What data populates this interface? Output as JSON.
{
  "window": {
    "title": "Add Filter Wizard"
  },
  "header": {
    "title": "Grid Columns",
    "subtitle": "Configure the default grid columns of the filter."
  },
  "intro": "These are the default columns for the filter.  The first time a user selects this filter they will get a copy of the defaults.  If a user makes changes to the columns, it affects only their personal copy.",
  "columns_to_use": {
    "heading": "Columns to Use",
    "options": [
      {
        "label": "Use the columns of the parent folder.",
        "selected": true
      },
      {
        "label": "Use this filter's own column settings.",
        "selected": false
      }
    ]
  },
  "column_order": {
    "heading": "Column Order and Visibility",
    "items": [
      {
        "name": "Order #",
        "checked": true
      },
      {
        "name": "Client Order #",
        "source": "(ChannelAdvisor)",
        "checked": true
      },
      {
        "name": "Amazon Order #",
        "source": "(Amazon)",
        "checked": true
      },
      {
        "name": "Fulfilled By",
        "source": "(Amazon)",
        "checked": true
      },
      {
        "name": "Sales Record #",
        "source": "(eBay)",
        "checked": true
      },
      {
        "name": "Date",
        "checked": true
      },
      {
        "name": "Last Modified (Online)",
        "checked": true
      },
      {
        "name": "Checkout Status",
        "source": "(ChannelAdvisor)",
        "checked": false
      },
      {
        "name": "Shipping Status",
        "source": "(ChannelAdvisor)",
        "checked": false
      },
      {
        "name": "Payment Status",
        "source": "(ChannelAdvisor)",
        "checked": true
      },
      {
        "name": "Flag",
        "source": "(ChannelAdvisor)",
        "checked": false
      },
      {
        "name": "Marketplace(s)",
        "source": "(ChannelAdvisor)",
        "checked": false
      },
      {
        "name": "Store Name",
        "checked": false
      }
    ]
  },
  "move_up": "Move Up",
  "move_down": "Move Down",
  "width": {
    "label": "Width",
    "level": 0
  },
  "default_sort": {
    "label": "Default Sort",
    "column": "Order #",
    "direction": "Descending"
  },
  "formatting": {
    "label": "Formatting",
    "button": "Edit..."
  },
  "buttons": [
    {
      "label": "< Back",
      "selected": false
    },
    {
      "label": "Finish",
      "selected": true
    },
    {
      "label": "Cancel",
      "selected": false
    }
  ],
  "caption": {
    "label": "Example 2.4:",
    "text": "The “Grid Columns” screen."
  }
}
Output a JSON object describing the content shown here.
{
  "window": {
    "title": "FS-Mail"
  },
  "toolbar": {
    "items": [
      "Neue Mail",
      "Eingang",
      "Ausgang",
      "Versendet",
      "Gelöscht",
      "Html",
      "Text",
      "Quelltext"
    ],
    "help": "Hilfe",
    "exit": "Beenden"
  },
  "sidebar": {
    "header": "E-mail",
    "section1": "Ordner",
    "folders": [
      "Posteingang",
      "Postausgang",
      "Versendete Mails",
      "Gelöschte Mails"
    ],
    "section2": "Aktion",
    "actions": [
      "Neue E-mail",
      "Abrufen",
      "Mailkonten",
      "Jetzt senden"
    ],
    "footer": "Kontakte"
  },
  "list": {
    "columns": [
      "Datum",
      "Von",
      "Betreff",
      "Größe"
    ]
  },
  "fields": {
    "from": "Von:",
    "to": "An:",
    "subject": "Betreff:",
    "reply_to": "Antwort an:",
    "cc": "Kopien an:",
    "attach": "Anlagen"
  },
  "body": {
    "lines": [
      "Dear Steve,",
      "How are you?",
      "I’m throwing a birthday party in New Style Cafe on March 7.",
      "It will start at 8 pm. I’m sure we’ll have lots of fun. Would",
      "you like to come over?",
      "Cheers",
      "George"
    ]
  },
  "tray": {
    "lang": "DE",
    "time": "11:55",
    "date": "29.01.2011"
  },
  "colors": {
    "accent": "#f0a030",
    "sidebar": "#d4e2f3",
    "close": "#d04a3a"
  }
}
= = =
Your answer should be a single number: the count of lines containing the word "will".

2